*Records for this task:*
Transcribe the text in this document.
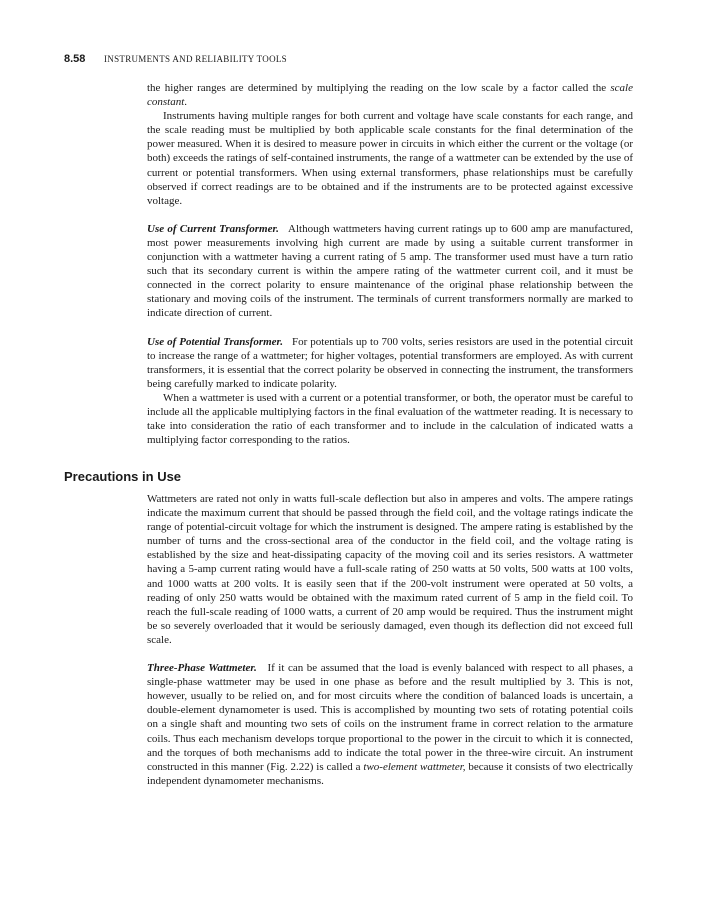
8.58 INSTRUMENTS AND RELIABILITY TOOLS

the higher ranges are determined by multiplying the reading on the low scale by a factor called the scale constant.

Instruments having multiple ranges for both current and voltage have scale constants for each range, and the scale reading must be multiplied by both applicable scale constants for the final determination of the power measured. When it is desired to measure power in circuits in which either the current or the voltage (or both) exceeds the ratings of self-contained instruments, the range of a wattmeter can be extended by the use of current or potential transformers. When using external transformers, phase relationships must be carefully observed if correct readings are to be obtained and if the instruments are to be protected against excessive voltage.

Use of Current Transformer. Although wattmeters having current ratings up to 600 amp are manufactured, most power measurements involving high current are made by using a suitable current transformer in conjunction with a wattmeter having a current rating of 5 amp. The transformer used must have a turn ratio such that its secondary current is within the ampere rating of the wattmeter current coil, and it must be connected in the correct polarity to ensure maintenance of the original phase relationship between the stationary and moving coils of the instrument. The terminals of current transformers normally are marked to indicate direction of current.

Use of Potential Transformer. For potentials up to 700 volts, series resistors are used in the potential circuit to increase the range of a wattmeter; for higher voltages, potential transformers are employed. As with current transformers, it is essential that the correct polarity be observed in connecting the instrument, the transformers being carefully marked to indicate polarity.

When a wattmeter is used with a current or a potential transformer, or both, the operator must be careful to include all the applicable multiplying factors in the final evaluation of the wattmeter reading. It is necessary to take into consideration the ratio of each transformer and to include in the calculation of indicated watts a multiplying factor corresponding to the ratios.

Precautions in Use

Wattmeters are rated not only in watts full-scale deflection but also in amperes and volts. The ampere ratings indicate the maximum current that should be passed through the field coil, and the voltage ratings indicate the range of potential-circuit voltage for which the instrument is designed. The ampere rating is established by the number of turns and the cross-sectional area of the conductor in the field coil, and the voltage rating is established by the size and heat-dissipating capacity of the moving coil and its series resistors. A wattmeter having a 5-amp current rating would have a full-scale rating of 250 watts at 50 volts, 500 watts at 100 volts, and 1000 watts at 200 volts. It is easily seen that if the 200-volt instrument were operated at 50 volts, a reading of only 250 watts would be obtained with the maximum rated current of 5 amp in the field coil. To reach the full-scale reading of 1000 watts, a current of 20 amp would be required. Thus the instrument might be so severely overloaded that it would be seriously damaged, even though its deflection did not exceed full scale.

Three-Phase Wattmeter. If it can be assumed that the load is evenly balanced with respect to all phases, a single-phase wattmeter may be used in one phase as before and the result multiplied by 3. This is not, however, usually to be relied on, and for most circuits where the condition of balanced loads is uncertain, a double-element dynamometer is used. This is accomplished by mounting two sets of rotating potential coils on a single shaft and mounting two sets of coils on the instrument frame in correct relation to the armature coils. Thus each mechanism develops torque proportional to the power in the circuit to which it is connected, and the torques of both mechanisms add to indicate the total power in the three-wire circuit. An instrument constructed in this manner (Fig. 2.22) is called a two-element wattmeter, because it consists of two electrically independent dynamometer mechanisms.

*Given task:*
Copy all lines of the material above where the string "multiplying" occurs.

*Reply:*
the higher ranges are determined by multiplying the reading on the low scale by a factor called the scale constant.
When a wattmeter is used with a current or a potential transformer, or both, the operator must be careful to include all the applicable multiplying factors in the final evaluation of the wattmeter reading. It is necessary to take into consideration the ratio of each transformer and to include in the calculation of indicated watts a multiplying factor corresponding to the ratios.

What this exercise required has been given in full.